I told her this after politely trying two previous times to remove myself from the conversation that was negative and going nowhere.
I need to be around positive people right now and that means I'm unable to talk with you at this moment.
Honest maybe, but I have a feeling that I hurt her feelings. I've tried to distance myself from her in the past as I feel that nothing positive comes from trying to lift up a person who doesn't want or rather can't be lifted up. But the guilty of knowingly hurting anothers feelings has overwhelmed me. Was I too harsh? Do I need more empathy? Must I be pulled down to her level of misery to give her the solace she is looking for?
It made me think about my Heavenly Father (and anybody else who has heard me complain for that matter). Is He tired of hearing me ask and plead for the same things time after time. Does He feeling exhausted when I come to him with a bad attitude? Am I so determined in my viewpoint I'm unwilling to see all the blessings of the trial that are right there in front of my eyes. Am I complaining in my prayers or have accepted the state of unanswered prayers as par for the course. Has Heavenly Father been so fed up with hearing the same thing over and over that he has wanted to say to me-
I have other children with more faith and gratitude that deserve my attention right now.

(Source data)
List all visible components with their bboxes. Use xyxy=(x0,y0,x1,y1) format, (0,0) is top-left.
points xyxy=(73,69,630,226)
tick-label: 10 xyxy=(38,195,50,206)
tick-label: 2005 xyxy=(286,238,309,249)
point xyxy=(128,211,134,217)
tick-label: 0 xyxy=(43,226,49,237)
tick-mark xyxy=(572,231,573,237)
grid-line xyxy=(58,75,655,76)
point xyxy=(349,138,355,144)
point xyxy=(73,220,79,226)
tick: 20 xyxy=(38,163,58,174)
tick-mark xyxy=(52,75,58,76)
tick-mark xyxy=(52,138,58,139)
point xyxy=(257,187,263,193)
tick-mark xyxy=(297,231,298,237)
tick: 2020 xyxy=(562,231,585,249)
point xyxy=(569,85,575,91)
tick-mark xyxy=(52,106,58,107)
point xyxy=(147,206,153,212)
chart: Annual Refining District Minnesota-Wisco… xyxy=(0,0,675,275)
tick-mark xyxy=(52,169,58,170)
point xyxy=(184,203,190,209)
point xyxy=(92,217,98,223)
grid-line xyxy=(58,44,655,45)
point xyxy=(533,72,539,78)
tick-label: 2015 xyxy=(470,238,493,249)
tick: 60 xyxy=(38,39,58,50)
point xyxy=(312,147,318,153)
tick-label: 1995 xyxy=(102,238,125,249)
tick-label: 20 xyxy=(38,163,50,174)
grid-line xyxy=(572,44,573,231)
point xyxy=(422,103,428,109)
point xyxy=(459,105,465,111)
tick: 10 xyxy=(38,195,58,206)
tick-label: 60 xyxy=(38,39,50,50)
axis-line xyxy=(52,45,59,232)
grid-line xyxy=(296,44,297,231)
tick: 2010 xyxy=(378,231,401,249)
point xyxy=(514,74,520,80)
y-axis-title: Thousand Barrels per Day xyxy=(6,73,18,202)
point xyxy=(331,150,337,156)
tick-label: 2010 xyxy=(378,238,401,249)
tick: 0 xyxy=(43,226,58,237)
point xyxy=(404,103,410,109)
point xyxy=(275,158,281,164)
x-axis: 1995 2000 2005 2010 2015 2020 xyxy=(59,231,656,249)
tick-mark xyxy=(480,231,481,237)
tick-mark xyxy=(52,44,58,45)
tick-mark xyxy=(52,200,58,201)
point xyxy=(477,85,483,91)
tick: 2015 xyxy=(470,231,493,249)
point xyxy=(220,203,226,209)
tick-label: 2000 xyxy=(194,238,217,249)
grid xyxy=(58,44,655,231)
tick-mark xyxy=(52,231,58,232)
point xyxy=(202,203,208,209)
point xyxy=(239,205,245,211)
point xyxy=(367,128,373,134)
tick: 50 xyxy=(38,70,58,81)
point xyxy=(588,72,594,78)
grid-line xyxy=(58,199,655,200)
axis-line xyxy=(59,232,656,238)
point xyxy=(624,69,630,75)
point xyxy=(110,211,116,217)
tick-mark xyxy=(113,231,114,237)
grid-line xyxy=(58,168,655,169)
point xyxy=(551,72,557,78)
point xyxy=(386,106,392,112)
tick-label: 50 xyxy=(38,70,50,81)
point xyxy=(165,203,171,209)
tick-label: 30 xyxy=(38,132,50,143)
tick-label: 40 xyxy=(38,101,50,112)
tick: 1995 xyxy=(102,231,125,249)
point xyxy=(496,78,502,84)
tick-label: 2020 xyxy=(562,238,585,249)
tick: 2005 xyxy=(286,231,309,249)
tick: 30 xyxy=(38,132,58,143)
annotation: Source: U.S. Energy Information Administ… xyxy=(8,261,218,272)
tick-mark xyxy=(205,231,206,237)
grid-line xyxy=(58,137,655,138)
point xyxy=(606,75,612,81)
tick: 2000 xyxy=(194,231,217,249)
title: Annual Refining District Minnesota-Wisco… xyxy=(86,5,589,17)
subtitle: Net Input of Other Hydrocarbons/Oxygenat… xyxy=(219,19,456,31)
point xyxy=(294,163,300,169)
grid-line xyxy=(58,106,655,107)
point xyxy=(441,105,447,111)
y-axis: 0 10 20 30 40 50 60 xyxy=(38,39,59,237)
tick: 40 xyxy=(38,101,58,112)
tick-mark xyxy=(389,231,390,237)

Task >> Copy the passage about the difficult conversation word for word, from "I need to be" up to and including "is looking for?".

Task result >>
I need to be around positive people right now and that means I'm unable to talk with you at this moment.
Honest maybe, but I have a feeling that I hurt her feelings. I've tried to distance myself from her in the past as I feel that nothing positive comes from trying to lift up a person who doesn't want or rather can't be lifted up. But the guilty of knowingly hurting anothers feelings has overwhelmed me. Was I too harsh? Do I need more empathy? Must I be pulled down to her level of misery to give her the solace she is looking for?